## [THE EXERCISE]
Take each line containing "this" and report it exactly as written.

## [RECORDS TO USE]
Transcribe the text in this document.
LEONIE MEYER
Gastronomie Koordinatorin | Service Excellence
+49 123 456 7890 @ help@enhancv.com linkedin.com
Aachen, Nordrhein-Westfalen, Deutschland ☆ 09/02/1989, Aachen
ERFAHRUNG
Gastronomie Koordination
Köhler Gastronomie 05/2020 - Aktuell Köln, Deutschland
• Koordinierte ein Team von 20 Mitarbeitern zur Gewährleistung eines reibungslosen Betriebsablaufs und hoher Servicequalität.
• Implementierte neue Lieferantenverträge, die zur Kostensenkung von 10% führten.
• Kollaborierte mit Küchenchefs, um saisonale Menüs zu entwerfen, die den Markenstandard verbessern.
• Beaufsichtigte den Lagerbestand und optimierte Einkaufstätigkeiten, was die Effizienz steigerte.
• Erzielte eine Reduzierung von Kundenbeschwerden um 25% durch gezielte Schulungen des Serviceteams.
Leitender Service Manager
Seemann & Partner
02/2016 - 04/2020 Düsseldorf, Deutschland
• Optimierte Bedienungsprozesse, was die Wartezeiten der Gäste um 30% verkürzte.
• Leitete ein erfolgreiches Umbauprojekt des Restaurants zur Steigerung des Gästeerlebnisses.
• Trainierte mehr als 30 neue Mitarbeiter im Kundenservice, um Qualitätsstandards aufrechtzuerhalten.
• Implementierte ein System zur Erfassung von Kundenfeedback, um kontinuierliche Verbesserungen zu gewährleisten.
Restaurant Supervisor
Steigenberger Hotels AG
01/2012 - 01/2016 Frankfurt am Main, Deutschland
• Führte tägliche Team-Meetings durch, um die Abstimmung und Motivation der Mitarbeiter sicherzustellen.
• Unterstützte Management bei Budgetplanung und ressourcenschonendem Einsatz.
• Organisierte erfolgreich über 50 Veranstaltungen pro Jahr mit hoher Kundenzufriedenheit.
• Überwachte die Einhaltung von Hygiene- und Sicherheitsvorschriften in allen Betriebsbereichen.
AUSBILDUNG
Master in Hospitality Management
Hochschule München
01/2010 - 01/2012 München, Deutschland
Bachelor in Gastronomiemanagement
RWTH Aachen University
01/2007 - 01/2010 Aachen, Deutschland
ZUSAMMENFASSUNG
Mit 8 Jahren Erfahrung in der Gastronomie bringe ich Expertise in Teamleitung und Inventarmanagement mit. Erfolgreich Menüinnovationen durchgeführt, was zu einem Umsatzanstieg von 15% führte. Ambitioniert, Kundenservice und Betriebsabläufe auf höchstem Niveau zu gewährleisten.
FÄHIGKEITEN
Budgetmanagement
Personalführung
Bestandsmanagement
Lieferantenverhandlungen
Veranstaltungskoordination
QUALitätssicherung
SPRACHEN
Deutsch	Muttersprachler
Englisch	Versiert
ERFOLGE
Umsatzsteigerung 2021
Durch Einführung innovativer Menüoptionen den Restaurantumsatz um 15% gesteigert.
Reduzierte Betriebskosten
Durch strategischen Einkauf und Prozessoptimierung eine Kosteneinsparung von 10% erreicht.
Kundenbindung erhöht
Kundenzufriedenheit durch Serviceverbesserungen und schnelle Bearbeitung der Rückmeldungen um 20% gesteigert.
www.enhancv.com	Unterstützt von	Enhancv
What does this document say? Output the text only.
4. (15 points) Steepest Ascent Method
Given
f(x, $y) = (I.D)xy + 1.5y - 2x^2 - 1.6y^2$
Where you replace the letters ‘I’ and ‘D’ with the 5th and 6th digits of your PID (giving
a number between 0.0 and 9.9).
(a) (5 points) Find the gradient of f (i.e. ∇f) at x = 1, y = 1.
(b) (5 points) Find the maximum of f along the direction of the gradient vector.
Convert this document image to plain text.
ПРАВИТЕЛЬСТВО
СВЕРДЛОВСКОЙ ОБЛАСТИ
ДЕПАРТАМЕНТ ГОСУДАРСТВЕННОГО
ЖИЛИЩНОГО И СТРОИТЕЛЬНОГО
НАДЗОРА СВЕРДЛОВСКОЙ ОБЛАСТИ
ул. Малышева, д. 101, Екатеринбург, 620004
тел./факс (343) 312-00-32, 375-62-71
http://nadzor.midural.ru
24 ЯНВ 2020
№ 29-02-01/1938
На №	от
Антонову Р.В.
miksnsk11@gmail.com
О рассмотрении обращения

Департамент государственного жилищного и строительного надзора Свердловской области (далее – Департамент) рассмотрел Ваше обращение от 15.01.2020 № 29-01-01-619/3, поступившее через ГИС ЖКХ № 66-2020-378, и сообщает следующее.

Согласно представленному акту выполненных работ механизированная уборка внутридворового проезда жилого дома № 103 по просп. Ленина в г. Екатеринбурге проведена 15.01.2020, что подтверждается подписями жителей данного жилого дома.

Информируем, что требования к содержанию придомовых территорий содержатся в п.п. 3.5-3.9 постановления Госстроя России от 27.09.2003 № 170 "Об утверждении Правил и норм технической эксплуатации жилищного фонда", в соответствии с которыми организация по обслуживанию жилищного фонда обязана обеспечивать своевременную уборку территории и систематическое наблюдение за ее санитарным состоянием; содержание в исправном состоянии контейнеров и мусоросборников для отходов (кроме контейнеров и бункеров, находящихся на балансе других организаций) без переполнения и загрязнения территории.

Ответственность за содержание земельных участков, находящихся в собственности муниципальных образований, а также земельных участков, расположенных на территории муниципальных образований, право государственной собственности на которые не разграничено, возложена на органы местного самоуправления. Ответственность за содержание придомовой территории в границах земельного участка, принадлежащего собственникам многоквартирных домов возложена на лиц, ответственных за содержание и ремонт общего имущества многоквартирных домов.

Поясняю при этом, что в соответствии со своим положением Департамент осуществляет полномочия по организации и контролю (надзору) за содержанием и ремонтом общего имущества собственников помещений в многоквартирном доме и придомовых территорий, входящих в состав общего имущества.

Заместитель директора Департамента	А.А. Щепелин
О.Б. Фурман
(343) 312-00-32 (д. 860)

## [FINISHED ANSWER]
Transcribe the text in this document.
What does this document say? Output the text only.
Convert this document image to plain text.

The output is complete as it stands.